:: Entries shown ::

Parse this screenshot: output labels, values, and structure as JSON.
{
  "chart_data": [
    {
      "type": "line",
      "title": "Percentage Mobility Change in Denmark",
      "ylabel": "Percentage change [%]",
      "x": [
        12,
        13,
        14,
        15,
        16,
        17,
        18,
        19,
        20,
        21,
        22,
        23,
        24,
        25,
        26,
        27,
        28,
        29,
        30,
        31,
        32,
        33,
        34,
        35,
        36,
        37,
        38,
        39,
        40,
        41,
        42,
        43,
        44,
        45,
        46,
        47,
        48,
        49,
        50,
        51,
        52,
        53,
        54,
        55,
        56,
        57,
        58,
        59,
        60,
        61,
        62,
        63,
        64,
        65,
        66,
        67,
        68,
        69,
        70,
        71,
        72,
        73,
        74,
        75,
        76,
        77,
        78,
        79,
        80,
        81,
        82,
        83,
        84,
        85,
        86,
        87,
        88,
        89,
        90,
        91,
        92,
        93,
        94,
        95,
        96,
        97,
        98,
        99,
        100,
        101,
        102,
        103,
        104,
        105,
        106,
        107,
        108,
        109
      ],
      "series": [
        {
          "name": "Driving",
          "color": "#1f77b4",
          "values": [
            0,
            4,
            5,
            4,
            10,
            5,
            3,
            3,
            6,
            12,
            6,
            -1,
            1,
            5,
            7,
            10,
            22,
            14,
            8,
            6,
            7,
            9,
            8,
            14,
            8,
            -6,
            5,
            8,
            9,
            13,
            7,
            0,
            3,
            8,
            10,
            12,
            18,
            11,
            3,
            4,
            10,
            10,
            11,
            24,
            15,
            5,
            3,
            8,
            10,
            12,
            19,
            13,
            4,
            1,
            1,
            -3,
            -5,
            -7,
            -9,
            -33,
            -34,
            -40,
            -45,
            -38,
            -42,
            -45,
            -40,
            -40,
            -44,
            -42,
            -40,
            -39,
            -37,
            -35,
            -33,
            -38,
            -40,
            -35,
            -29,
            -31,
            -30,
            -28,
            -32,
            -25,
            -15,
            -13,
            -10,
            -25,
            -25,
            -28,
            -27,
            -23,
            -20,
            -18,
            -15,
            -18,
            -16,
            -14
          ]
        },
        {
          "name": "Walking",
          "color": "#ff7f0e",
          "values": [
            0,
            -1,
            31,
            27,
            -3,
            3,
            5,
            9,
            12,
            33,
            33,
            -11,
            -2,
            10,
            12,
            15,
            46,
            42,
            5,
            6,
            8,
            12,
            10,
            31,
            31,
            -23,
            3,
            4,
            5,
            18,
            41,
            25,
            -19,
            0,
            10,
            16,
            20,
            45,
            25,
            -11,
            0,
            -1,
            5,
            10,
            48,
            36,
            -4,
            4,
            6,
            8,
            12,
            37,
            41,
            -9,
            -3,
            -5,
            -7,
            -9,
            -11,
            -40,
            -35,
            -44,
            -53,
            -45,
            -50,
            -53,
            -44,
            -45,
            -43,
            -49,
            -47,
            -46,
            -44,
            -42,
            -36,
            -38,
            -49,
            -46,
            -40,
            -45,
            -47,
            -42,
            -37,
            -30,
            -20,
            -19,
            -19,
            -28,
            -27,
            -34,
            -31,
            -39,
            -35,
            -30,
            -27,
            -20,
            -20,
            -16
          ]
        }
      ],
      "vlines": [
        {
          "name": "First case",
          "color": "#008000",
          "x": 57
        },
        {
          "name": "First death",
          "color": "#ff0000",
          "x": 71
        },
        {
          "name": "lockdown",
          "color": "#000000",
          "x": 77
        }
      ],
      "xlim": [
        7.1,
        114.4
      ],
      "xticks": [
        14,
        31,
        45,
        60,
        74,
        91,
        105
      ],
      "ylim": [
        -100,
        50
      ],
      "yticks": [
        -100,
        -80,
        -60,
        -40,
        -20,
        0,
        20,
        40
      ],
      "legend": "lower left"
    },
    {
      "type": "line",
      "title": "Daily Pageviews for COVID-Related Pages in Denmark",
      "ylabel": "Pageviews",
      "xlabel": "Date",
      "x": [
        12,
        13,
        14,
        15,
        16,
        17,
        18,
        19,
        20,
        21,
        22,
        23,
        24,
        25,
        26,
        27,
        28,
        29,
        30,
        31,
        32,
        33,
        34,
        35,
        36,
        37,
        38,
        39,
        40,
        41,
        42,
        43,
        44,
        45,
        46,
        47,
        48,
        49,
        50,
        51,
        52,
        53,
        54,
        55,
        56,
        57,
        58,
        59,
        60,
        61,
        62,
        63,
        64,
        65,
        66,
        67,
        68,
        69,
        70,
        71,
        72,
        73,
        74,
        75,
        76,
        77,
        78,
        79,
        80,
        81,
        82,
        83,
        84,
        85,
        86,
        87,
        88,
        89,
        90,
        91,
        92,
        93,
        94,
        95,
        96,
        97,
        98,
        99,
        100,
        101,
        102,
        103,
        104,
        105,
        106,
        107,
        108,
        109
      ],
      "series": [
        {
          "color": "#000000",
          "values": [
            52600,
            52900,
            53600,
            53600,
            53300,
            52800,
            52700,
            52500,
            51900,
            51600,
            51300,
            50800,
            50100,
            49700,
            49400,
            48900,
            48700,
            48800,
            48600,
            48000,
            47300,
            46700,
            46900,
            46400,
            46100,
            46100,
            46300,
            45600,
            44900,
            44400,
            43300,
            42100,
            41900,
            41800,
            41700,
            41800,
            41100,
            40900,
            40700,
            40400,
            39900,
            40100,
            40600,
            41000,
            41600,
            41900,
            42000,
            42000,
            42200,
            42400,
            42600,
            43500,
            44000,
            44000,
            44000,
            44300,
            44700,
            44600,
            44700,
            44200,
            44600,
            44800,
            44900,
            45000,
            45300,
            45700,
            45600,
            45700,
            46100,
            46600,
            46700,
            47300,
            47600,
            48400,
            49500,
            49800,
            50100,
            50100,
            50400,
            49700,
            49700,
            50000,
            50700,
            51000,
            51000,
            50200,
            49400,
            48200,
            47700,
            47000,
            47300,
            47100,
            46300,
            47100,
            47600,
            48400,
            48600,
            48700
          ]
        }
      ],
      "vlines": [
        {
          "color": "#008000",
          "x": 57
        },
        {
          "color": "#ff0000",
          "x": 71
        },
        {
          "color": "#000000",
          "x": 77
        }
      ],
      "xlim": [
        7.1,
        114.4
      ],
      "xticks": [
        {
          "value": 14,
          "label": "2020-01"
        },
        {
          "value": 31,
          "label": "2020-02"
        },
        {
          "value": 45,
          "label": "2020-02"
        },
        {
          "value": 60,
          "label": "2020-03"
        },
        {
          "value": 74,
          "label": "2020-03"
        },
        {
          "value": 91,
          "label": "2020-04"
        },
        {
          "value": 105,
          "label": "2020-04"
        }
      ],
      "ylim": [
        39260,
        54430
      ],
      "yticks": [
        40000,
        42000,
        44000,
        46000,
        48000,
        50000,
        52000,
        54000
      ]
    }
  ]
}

:::
:: Entries shown ::

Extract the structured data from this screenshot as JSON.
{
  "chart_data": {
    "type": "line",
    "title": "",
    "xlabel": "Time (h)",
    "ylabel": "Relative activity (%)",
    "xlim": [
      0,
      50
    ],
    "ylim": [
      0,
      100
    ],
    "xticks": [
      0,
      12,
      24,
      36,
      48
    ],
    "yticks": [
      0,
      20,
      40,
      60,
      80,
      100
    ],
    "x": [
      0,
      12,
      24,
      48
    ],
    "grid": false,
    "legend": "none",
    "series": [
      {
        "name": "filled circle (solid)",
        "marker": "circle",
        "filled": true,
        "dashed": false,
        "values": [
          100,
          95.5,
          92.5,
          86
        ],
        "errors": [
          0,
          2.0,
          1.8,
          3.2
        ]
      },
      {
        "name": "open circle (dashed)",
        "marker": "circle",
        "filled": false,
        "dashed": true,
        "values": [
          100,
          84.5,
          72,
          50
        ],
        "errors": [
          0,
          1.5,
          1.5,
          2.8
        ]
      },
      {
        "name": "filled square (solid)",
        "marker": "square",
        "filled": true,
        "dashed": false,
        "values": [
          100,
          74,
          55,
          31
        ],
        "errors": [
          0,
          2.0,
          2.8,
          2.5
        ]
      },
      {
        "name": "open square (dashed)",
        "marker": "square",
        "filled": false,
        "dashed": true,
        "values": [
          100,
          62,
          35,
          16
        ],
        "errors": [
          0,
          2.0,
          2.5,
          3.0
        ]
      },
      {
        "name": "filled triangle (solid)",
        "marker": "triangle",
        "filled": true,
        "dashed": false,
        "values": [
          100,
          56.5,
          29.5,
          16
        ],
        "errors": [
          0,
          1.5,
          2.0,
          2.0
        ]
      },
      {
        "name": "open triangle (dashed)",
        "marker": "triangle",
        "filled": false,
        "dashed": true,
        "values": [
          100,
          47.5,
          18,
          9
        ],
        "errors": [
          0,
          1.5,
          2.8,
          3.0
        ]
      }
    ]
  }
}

:::

**Directions**
Pick out the lines that contain "name" and copy them.

**Answer below**
          "name": "Driving",
          "name": "Walking",
          "name": "First case",
          "name": "First death",
          "name": "lockdown",
        "name": "filled circle (solid)",
        "name": "open circle (dashed)",
        "name": "filled square (solid)",
        "name": "open square (dashed)",
        "name": "filled triangle (solid)",
        "name": "open triangle (dashed)",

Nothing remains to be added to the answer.